Problem requirements:
Isolate every line in the data with the string "ПЕСНЯ" and copy it.

══ Provided records ══

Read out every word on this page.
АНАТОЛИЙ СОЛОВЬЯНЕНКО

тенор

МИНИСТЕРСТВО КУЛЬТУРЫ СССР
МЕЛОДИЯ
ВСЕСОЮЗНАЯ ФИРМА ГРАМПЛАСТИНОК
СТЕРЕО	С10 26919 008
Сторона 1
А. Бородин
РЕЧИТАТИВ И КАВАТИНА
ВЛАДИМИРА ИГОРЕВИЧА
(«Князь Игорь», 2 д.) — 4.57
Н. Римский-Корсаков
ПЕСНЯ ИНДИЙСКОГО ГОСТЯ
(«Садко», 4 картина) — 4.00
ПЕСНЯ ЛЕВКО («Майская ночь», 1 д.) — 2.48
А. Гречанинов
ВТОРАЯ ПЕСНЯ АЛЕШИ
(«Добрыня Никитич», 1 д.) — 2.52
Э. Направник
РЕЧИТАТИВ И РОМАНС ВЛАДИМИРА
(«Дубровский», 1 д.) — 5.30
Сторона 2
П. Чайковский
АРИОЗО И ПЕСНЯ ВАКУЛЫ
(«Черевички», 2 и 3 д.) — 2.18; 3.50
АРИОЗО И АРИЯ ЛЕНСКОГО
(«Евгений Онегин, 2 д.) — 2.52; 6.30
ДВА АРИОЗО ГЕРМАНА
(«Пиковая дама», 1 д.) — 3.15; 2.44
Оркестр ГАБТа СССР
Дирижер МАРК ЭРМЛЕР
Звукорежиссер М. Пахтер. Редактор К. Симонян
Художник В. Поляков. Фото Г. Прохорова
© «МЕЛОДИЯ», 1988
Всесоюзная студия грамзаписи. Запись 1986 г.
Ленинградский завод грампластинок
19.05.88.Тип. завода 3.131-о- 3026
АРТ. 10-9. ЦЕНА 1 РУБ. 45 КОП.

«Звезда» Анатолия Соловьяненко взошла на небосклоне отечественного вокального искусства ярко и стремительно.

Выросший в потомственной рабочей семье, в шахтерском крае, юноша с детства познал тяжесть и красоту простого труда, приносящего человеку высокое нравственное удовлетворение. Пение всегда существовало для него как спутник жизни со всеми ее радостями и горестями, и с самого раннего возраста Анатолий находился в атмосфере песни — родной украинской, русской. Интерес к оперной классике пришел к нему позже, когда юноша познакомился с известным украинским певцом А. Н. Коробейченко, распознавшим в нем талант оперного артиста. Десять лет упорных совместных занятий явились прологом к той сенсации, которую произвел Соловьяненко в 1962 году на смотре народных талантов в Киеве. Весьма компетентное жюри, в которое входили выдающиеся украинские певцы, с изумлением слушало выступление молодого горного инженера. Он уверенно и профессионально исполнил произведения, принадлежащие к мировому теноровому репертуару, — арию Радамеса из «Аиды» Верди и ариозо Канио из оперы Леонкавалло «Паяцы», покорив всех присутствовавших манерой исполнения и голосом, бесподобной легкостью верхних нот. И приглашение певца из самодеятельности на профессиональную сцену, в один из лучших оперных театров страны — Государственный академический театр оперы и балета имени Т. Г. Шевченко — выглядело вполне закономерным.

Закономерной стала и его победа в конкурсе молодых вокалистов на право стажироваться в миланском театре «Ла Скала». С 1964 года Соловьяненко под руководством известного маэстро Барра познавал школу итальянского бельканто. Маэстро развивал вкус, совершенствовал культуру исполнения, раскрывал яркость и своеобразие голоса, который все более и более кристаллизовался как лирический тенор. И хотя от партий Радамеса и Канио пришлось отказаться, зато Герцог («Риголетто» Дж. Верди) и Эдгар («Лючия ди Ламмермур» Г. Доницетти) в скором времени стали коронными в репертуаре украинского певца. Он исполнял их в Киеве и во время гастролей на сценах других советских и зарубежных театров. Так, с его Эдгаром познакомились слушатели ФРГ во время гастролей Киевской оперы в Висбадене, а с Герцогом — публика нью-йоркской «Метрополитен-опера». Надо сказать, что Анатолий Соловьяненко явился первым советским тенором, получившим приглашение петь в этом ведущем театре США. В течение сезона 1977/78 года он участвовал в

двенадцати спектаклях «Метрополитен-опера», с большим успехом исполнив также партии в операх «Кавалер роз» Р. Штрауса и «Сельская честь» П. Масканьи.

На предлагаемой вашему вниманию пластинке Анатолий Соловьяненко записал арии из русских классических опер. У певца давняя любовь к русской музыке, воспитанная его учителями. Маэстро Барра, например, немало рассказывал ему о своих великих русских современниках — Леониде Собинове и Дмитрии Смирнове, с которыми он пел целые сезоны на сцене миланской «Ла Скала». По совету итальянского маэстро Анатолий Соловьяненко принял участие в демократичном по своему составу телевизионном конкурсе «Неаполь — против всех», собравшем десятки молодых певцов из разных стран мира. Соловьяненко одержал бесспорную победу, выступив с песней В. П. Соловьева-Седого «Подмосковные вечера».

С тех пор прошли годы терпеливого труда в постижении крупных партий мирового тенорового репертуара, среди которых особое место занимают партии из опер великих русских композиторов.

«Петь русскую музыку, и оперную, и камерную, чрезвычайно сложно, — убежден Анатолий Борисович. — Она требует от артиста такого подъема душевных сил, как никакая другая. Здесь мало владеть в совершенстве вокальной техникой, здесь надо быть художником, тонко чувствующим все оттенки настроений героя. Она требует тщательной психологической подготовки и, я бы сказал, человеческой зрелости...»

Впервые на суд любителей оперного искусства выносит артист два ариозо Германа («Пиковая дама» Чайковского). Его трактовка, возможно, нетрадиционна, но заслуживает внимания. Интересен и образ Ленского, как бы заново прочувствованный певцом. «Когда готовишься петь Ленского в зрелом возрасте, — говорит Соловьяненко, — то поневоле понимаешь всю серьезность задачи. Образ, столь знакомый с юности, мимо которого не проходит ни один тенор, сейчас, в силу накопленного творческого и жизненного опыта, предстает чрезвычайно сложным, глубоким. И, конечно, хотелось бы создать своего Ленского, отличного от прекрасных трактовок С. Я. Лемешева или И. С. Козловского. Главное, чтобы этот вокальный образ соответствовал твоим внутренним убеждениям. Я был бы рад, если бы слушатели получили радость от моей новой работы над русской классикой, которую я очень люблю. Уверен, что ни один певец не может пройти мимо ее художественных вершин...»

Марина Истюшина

═══

Complete answer:
ПЕСНЯ ИНДИЙСКОГО ГОСТЯ
ПЕСНЯ ЛЕВКО («Майская ночь», 1 д.) — 2.48
ВТОРАЯ ПЕСНЯ АЛЕШИ
АРИОЗО И ПЕСНЯ ВАКУЛЫ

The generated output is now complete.